Task :: Below is a listing to transcribe in full and exactly; keep the pictures out.

(Dataset entries)
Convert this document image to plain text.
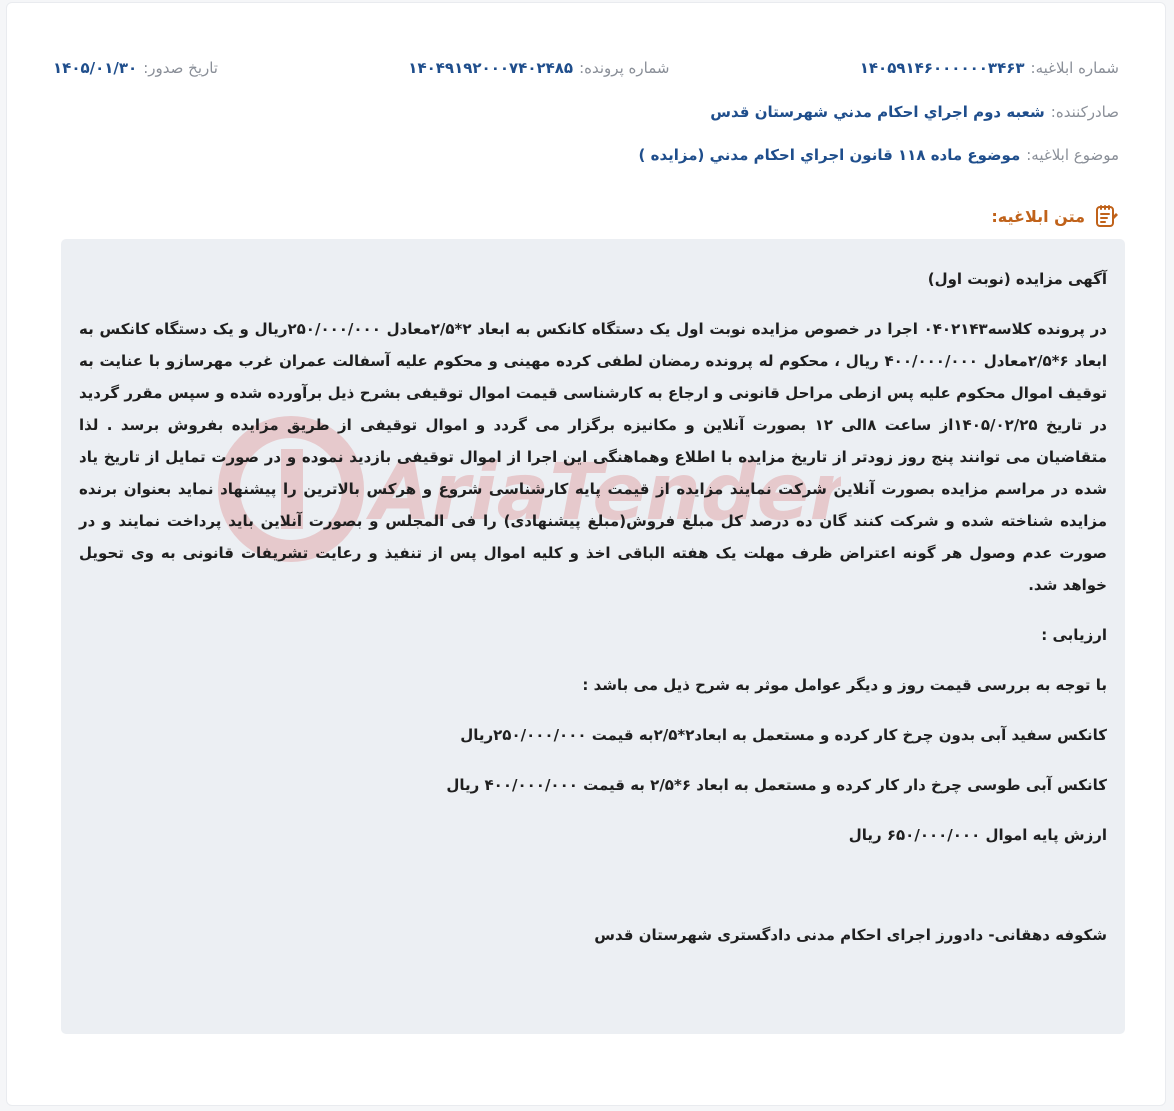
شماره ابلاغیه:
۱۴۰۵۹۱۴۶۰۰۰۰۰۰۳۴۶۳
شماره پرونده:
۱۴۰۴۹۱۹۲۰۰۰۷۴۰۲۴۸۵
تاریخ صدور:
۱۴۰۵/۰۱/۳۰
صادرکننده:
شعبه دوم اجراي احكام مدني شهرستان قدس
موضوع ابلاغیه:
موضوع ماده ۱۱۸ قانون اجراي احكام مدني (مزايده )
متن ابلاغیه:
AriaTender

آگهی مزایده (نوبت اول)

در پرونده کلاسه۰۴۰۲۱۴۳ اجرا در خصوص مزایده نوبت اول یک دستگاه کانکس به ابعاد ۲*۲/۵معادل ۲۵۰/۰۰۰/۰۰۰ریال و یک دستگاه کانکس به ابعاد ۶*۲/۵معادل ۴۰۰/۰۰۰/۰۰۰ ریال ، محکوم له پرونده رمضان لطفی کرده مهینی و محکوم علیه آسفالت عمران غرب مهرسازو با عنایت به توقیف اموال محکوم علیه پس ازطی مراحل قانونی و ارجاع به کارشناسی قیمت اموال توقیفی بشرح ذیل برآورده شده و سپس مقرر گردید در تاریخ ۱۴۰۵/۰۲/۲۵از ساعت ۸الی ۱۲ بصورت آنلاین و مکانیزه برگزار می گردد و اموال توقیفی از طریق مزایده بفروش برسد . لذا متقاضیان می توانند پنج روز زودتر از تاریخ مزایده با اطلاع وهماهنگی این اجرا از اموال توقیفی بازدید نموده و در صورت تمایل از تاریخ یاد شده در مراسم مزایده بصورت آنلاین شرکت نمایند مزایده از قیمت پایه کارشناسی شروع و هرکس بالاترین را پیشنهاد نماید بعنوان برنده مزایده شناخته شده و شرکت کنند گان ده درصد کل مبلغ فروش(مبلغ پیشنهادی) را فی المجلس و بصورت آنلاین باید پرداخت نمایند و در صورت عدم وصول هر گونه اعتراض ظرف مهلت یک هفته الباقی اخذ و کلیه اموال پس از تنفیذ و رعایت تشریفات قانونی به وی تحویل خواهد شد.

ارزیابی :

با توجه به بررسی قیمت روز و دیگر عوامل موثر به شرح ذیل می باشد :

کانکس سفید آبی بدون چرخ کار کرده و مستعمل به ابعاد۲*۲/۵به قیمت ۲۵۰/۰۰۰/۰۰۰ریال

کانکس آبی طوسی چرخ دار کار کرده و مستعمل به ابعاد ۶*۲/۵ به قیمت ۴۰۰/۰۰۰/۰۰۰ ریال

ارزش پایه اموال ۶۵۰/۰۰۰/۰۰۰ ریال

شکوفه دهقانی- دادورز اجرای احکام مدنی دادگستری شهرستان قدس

Result ::
Convert this document image to plain text.
شماره ابلاغیه:
۱۴۰۵۹۱۴۶۰۰۰۰۰۰۳۴۶۳
شماره پرونده:
۱۴۰۴۹۱۹۲۰۰۰۷۴۰۲۴۸۵
تاریخ صدور:
۱۴۰۵/۰۱/۳۰
صادرکننده:
شعبه دوم اجراي احكام مدني شهرستان قدس
موضوع ابلاغیه:
موضوع ماده ۱۱۸ قانون اجراي احكام مدني (مزايده )
متن ابلاغیه:
AriaTender

آگهی مزایده (نوبت اول)

در پرونده کلاسه۰۴۰۲۱۴۳ اجرا در خصوص مزایده نوبت اول یک دستگاه کانکس به ابعاد ۲*۲/۵معادل ۲۵۰/۰۰۰/۰۰۰ریال و یک دستگاه کانکس به ابعاد ۶*۲/۵معادل ۴۰۰/۰۰۰/۰۰۰ ریال ، محکوم له پرونده رمضان لطفی کرده مهینی و محکوم علیه آسفالت عمران غرب مهرسازو با عنایت به توقیف اموال محکوم علیه پس ازطی مراحل قانونی و ارجاع به کارشناسی قیمت اموال توقیفی بشرح ذیل برآورده شده و سپس مقرر گردید در تاریخ ۱۴۰۵/۰۲/۲۵از ساعت ۸الی ۱۲ بصورت آنلاین و مکانیزه برگزار می گردد و اموال توقیفی از طریق مزایده بفروش برسد . لذا متقاضیان می توانند پنج روز زودتر از تاریخ مزایده با اطلاع وهماهنگی این اجرا از اموال توقیفی بازدید نموده و در صورت تمایل از تاریخ یاد شده در مراسم مزایده بصورت آنلاین شرکت نمایند مزایده از قیمت پایه کارشناسی شروع و هرکس بالاترین را پیشنهاد نماید بعنوان برنده مزایده شناخته شده و شرکت کنند گان ده درصد کل مبلغ فروش(مبلغ پیشنهادی) را فی المجلس و بصورت آنلاین باید پرداخت نمایند و در صورت عدم وصول هر گونه اعتراض ظرف مهلت یک هفته الباقی اخذ و کلیه اموال پس از تنفیذ و رعایت تشریفات قانونی به وی تحویل خواهد شد.

ارزیابی :

با توجه به بررسی قیمت روز و دیگر عوامل موثر به شرح ذیل می باشد :

کانکس سفید آبی بدون چرخ کار کرده و مستعمل به ابعاد۲*۲/۵به قیمت ۲۵۰/۰۰۰/۰۰۰ریال

کانکس آبی طوسی چرخ دار کار کرده و مستعمل به ابعاد ۶*۲/۵ به قیمت ۴۰۰/۰۰۰/۰۰۰ ریال

ارزش پایه اموال ۶۵۰/۰۰۰/۰۰۰ ریال

شکوفه دهقانی- دادورز اجرای احکام مدنی دادگستری شهرستان قدس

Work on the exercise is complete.